---- Items
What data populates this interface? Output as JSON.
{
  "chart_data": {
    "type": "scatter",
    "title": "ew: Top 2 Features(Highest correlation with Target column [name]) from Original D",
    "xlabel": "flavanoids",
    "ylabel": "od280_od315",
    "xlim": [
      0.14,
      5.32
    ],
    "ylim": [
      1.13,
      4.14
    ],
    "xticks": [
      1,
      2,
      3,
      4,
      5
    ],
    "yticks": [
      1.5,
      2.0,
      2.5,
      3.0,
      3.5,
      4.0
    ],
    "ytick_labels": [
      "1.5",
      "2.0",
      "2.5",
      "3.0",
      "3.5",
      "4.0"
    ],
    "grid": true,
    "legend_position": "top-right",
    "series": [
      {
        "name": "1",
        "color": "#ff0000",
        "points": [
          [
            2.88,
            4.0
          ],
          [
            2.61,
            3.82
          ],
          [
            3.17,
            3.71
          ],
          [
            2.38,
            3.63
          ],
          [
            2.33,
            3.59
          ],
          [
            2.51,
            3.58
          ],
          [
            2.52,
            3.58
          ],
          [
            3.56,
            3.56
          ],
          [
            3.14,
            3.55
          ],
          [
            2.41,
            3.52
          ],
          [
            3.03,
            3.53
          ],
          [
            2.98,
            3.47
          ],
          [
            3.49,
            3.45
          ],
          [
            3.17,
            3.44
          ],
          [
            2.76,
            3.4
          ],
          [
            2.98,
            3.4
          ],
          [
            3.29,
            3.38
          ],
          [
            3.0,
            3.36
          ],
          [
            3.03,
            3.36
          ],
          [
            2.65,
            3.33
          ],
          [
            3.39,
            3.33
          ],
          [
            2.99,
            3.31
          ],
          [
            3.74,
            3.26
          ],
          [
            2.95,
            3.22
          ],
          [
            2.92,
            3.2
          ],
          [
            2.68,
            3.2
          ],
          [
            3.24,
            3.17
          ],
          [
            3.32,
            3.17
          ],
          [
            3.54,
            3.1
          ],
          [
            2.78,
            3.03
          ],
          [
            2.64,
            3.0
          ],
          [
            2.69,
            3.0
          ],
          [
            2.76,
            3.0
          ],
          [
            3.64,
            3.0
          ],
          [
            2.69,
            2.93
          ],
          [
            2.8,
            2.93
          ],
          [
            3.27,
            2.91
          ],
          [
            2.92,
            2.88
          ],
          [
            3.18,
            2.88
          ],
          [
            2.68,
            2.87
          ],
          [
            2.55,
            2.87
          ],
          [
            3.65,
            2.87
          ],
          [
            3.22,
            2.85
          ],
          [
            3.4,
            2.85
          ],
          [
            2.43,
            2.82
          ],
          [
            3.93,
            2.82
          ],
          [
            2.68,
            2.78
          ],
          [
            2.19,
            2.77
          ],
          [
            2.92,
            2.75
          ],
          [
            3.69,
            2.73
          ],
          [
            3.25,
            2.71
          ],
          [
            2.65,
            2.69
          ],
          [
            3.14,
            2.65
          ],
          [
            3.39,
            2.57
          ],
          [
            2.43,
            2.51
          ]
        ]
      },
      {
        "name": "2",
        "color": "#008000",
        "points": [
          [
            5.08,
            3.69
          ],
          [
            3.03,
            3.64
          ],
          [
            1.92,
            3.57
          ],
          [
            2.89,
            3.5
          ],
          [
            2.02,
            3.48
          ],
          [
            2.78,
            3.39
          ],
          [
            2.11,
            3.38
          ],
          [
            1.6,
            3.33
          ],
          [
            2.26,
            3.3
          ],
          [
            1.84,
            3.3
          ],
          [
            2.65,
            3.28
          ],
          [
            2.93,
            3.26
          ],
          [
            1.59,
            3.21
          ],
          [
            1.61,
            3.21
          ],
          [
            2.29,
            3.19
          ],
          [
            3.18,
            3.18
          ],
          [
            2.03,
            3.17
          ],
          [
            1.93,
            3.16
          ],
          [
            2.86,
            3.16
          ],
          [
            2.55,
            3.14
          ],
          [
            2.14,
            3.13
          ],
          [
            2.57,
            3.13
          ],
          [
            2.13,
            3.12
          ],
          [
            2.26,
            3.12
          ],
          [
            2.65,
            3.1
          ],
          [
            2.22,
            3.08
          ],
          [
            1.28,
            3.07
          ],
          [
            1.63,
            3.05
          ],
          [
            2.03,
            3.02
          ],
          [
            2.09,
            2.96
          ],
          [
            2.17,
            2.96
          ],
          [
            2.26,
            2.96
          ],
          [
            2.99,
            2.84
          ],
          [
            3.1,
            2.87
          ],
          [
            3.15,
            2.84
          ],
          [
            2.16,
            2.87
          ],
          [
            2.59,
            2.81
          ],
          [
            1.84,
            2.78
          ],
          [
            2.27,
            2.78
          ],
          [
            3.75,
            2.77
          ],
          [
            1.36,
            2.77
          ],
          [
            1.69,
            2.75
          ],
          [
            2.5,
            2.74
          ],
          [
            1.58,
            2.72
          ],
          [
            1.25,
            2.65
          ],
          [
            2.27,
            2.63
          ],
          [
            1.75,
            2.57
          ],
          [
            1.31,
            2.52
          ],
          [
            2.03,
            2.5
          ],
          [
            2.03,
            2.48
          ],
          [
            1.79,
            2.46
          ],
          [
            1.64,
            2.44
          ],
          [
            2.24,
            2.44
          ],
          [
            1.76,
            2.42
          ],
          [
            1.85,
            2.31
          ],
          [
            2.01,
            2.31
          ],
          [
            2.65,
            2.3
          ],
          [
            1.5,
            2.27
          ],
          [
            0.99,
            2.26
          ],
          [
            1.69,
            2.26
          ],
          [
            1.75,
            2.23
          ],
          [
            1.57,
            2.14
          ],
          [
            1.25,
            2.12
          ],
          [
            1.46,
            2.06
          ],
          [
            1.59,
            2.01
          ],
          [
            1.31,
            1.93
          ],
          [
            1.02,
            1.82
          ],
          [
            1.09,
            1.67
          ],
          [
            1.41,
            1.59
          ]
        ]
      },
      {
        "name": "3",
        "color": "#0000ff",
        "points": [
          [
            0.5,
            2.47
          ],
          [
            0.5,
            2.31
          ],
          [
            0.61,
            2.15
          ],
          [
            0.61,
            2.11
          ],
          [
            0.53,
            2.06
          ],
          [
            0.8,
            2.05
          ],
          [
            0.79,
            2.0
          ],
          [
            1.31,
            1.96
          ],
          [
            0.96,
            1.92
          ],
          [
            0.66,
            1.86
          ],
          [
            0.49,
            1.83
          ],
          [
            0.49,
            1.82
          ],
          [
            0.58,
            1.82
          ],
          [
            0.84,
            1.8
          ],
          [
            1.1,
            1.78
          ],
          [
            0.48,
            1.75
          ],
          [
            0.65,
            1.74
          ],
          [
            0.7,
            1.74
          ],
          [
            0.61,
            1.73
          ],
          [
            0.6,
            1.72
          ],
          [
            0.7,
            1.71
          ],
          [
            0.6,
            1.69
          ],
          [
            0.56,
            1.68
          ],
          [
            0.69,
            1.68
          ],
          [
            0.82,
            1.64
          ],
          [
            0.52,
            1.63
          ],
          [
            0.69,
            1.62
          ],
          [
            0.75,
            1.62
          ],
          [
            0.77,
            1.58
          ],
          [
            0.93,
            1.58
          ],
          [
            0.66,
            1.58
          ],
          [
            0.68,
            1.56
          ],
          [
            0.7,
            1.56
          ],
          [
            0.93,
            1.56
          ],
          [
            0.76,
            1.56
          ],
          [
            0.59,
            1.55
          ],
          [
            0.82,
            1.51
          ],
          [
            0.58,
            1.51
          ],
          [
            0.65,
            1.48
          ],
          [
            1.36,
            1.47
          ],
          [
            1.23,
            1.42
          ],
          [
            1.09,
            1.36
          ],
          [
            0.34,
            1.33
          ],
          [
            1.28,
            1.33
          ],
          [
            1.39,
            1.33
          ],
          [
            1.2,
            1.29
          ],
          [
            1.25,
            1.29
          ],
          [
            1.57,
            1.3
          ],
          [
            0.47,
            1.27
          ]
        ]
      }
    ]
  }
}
--------
Copy out each line that contains the word "name".

    "title": "ew: Top 2 Features(Highest correlation with Target column [name]) from Original D",
        "name": "1",
        "name": "2",
        "name": "3",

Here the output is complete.